* [ENTRIES SUPPLIED]:
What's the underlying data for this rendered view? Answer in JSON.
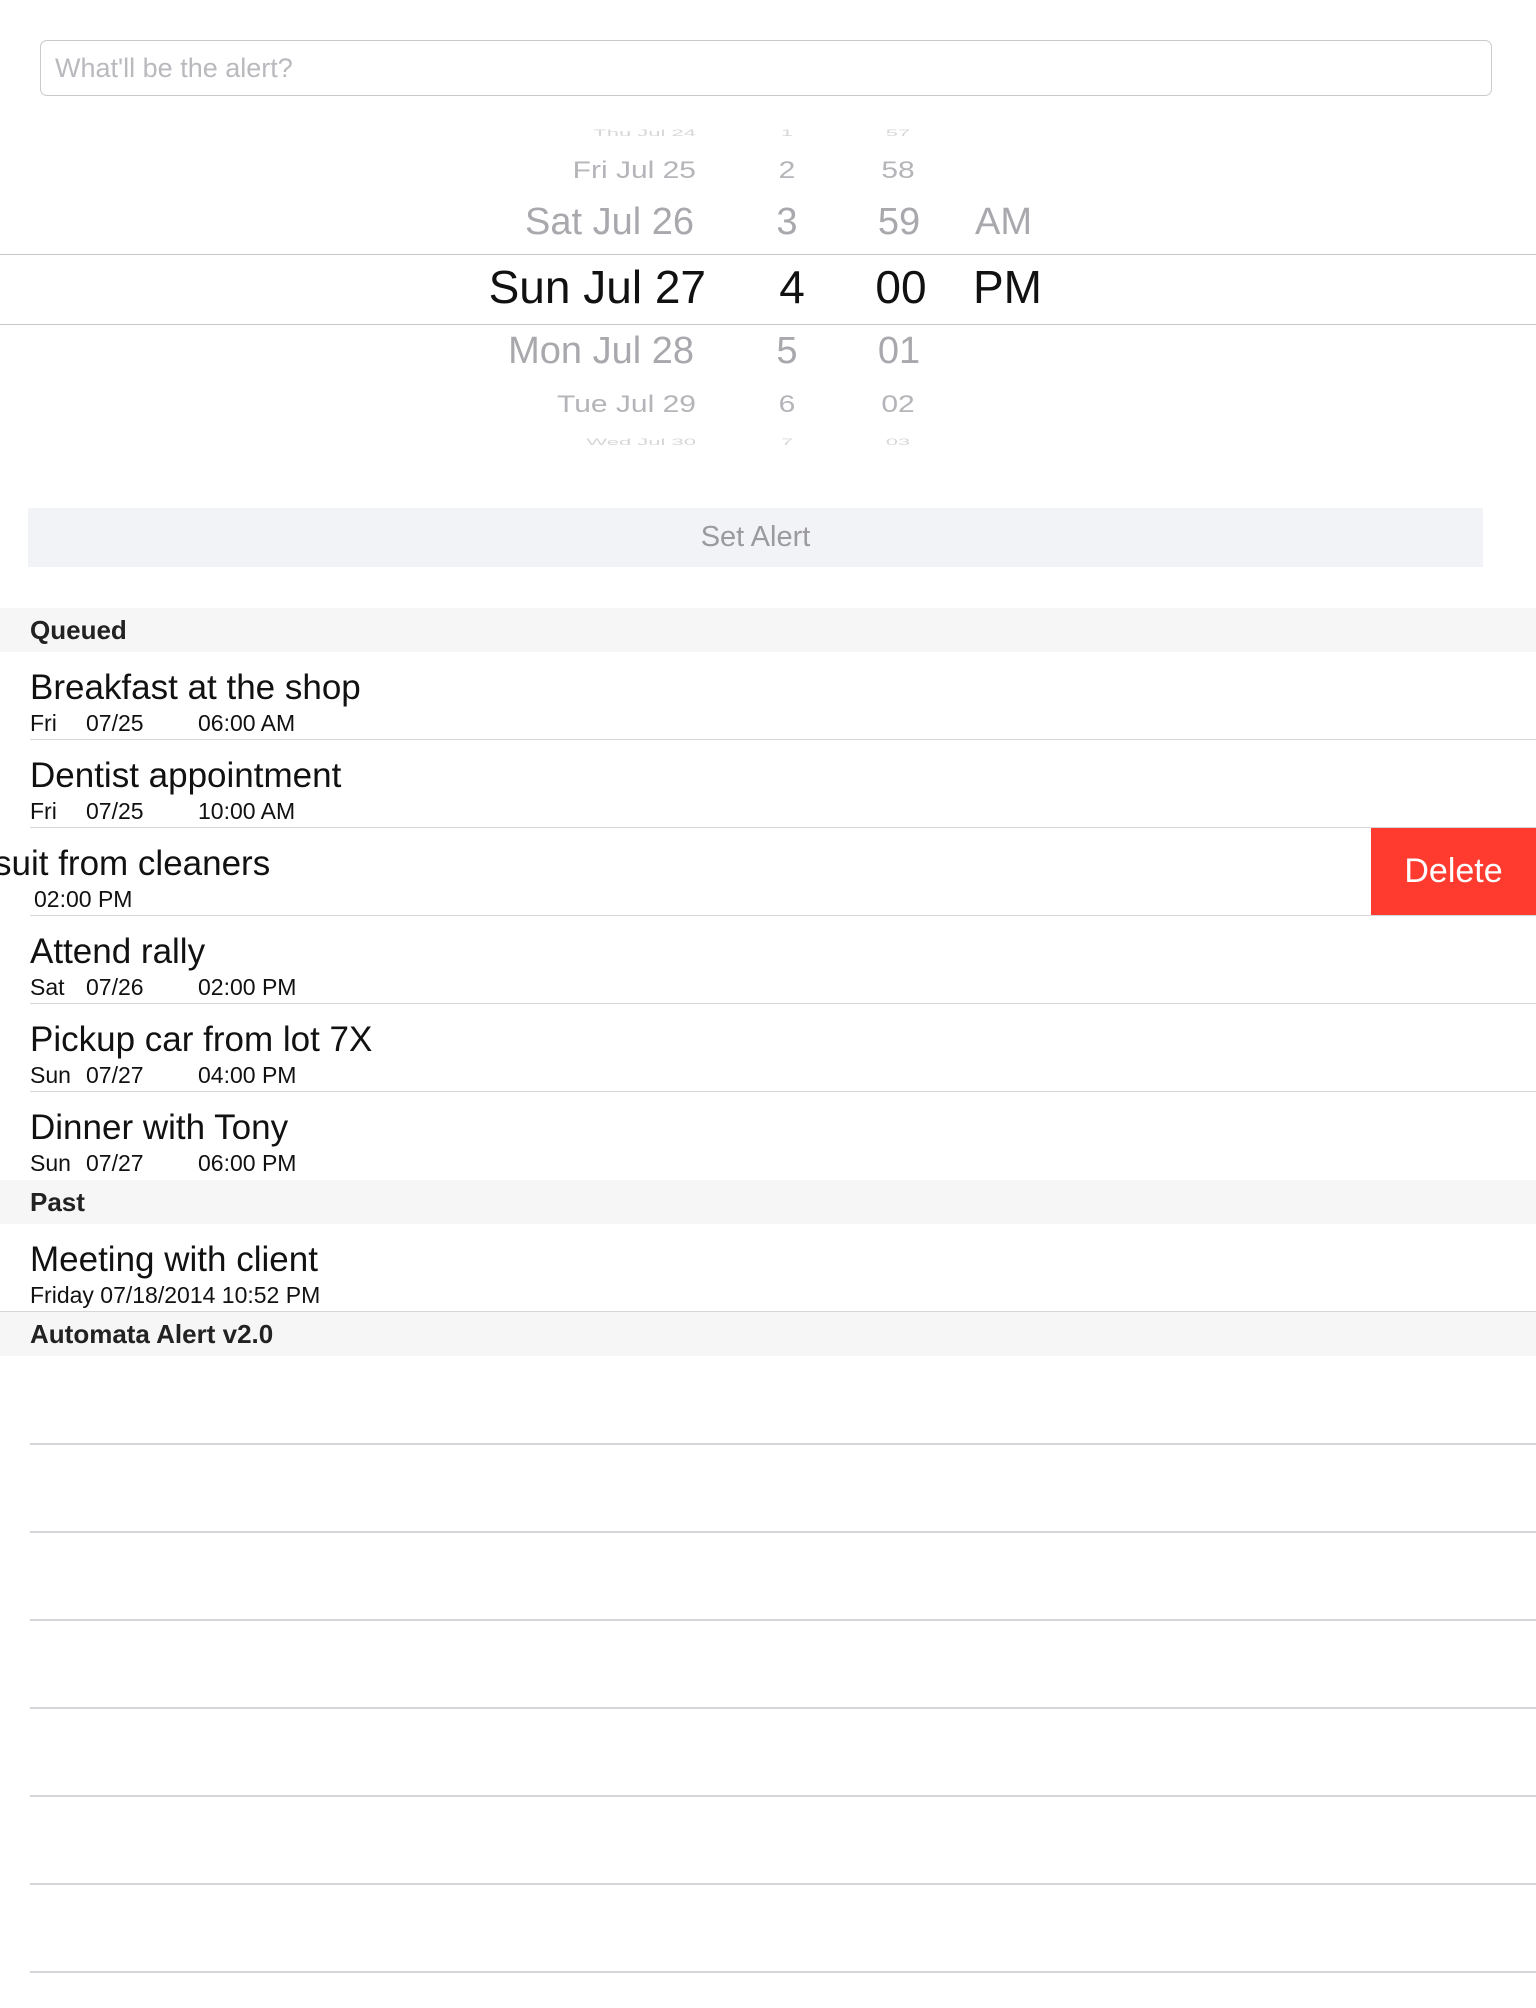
{
  "input": {
    "placeholder": "What'll be the alert?",
    "value": ""
  },
  "picker": {
    "dates": [
      "Thu Jul 24",
      "Fri Jul 25",
      "Sat Jul 26",
      "Sun Jul 27",
      "Mon Jul 28",
      "Tue Jul 29",
      "Wed Jul 30"
    ],
    "hours": [
      "1",
      "2",
      "3",
      "4",
      "5",
      "6",
      "7"
    ],
    "minutes": [
      "57",
      "58",
      "59",
      "00",
      "01",
      "02",
      "03"
    ],
    "ampm": [
      "AM",
      "PM"
    ],
    "selected": {
      "date": "Sun Jul 27",
      "hour": "4",
      "minute": "00",
      "ampm": "PM"
    }
  },
  "set_alert_label": "Set Alert",
  "sections": {
    "queued": {
      "title": "Queued",
      "items": [
        {
          "title": "Breakfast at the shop",
          "day": "Fri",
          "date": "07/25",
          "time": "06:00 AM"
        },
        {
          "title": "Dentist appointment",
          "day": "Fri",
          "date": "07/25",
          "time": "10:00 AM"
        },
        {
          "title": "suit from cleaners",
          "day": "",
          "date": "",
          "time": "02:00 PM"
        },
        {
          "title": "Attend rally",
          "day": "Sat",
          "date": "07/26",
          "time": "02:00 PM"
        },
        {
          "title": "Pickup car from lot 7X",
          "day": "Sun",
          "date": "07/27",
          "time": "04:00 PM"
        },
        {
          "title": "Dinner with Tony",
          "day": "Sun",
          "date": "07/27",
          "time": "06:00 PM"
        }
      ]
    },
    "past": {
      "title": "Past",
      "items": [
        {
          "title": "Meeting with client",
          "subtitle": "Friday 07/18/2014 10:52 PM"
        }
      ]
    },
    "footer": {
      "title": "Automata Alert v2.0"
    }
  },
  "delete_label": "Delete",
  "colors": {
    "delete": "#ff3b30",
    "placeholder": "#b9b9be",
    "section_bg": "#f6f6f7"
  }
}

* [WHAT TO DO]:
Search the lines above for the string "time", then show every one that has it.

* [OUTPUT]:
          "time": "06:00 AM"
          "time": "10:00 AM"
          "time": "02:00 PM"
          "time": "02:00 PM"
          "time": "04:00 PM"
          "time": "06:00 PM"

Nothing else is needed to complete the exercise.